- Extracted data entries

──────────

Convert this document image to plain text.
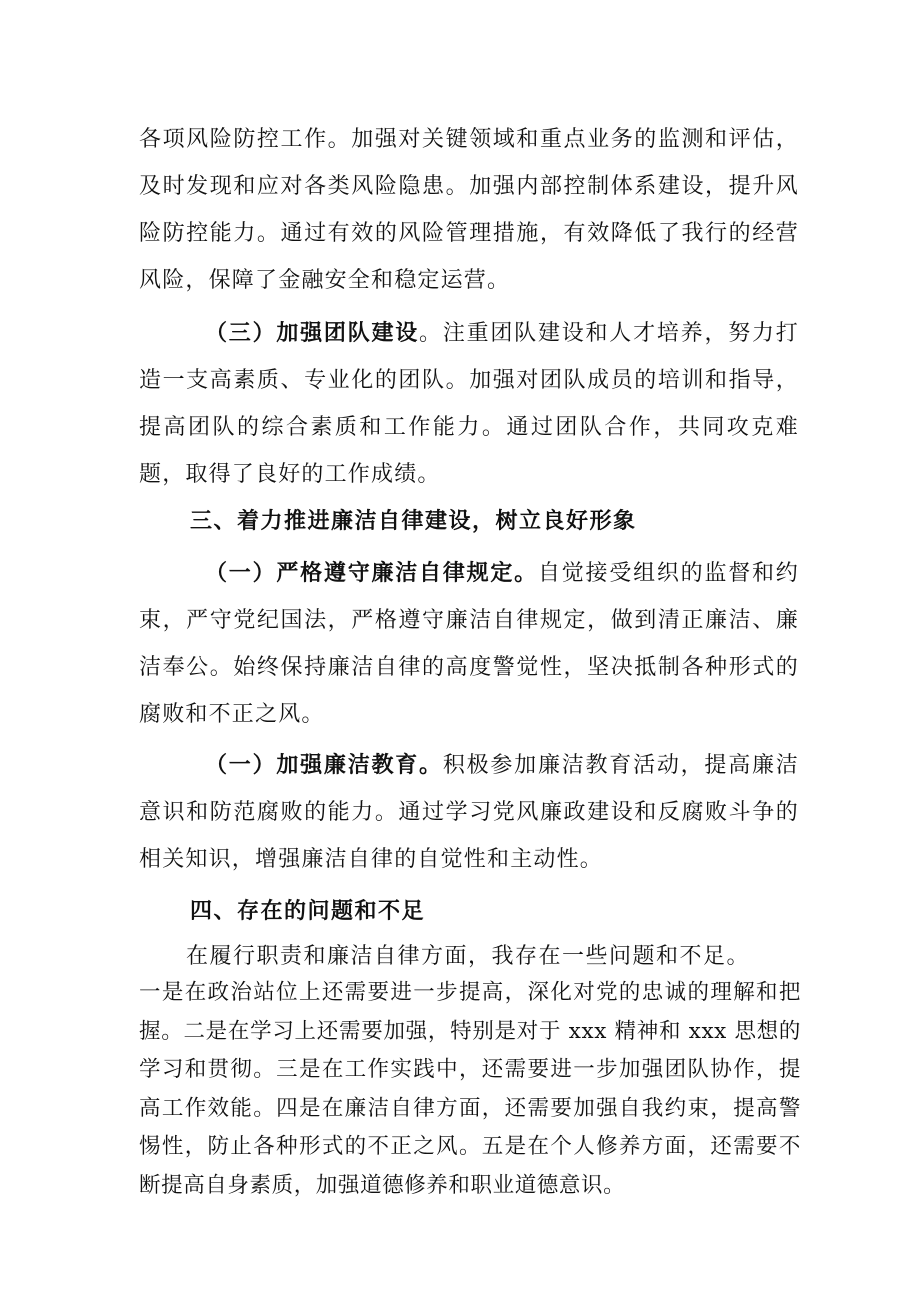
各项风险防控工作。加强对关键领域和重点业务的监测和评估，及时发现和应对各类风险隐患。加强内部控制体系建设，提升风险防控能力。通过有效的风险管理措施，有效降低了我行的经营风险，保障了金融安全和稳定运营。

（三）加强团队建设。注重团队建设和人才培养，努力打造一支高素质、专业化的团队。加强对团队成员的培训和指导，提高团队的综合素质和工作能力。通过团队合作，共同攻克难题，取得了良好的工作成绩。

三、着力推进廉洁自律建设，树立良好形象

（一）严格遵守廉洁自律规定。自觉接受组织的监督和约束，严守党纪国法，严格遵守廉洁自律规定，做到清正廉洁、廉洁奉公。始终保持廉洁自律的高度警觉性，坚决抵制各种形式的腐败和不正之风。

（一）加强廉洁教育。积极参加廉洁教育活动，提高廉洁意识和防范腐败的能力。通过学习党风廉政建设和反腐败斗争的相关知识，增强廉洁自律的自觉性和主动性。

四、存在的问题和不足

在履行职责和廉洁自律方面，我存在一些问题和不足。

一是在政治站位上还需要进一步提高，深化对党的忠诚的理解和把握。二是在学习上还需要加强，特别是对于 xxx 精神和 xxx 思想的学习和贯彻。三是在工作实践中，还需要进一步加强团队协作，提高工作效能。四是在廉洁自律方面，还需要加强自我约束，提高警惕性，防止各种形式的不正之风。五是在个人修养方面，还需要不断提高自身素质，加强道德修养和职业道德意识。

──────────

- Stated exercise
Output every entry exactly as given; pictures are not part of the copy.

- Exercise result
Convert this document image to plain text.
各项风险防控工作。加强对关键领域和重点业务的监测和评估，及时发现和应对各类风险隐患。加强内部控制体系建设，提升风险防控能力。通过有效的风险管理措施，有效降低了我行的经营风险，保障了金融安全和稳定运营。

（三）加强团队建设。注重团队建设和人才培养，努力打造一支高素质、专业化的团队。加强对团队成员的培训和指导，提高团队的综合素质和工作能力。通过团队合作，共同攻克难题，取得了良好的工作成绩。

三、着力推进廉洁自律建设，树立良好形象

（一）严格遵守廉洁自律规定。自觉接受组织的监督和约束，严守党纪国法，严格遵守廉洁自律规定，做到清正廉洁、廉洁奉公。始终保持廉洁自律的高度警觉性，坚决抵制各种形式的腐败和不正之风。

（一）加强廉洁教育。积极参加廉洁教育活动，提高廉洁意识和防范腐败的能力。通过学习党风廉政建设和反腐败斗争的相关知识，增强廉洁自律的自觉性和主动性。

四、存在的问题和不足

在履行职责和廉洁自律方面，我存在一些问题和不足。

一是在政治站位上还需要进一步提高，深化对党的忠诚的理解和把握。二是在学习上还需要加强，特别是对于 xxx 精神和 xxx 思想的学习和贯彻。三是在工作实践中，还需要进一步加强团队协作，提高工作效能。四是在廉洁自律方面，还需要加强自我约束，提高警惕性，防止各种形式的不正之风。五是在个人修养方面，还需要不断提高自身素质，加强道德修养和职业道德意识。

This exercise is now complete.